GOAL |
Repeat the entries below exactly as they appear, with no pictures.

EXTRACTED INFORMATION |
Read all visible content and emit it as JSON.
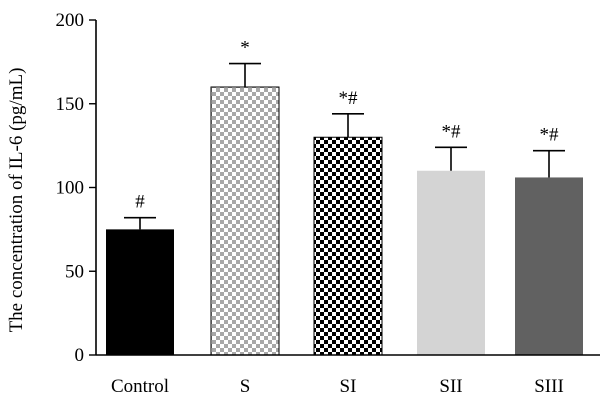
{
  "chart_data": {
    "type": "bar",
    "title": "",
    "xlabel": "",
    "ylabel": "The concentration of IL-6 (pg/mL)",
    "ylim": [
      0,
      200
    ],
    "yticks": [
      0,
      50,
      100,
      150,
      200
    ],
    "grid": false,
    "legend": "none",
    "categories": [
      "Control",
      "S",
      "SI",
      "SII",
      "SIII"
    ],
    "values": [
      75,
      160,
      130,
      110,
      106
    ],
    "errors": [
      7,
      14,
      14,
      14,
      16
    ],
    "annotations": [
      "#",
      "*",
      "*#",
      "*#",
      "*#"
    ],
    "patterns": [
      "solid-black",
      "checker-light",
      "checker-dark",
      "solid-light-gray",
      "solid-dark-gray"
    ],
    "colors": [
      "#000000",
      "#a8a8a8",
      "#000000",
      "#d4d4d4",
      "#616161"
    ]
  }
}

PROBLEM SOLUTION |
Read all visible content and emit it as JSON.
{
  "chart_data": {
    "type": "bar",
    "title": "",
    "xlabel": "",
    "ylabel": "The concentration of IL-6 (pg/mL)",
    "ylim": [
      0,
      200
    ],
    "yticks": [
      0,
      50,
      100,
      150,
      200
    ],
    "grid": false,
    "legend": "none",
    "categories": [
      "Control",
      "S",
      "SI",
      "SII",
      "SIII"
    ],
    "values": [
      75,
      160,
      130,
      110,
      106
    ],
    "errors": [
      7,
      14,
      14,
      14,
      16
    ],
    "annotations": [
      "#",
      "*",
      "*#",
      "*#",
      "*#"
    ],
    "patterns": [
      "solid-black",
      "checker-light",
      "checker-dark",
      "solid-light-gray",
      "solid-dark-gray"
    ],
    "colors": [
      "#000000",
      "#a8a8a8",
      "#000000",
      "#d4d4d4",
      "#616161"
    ]
  }
}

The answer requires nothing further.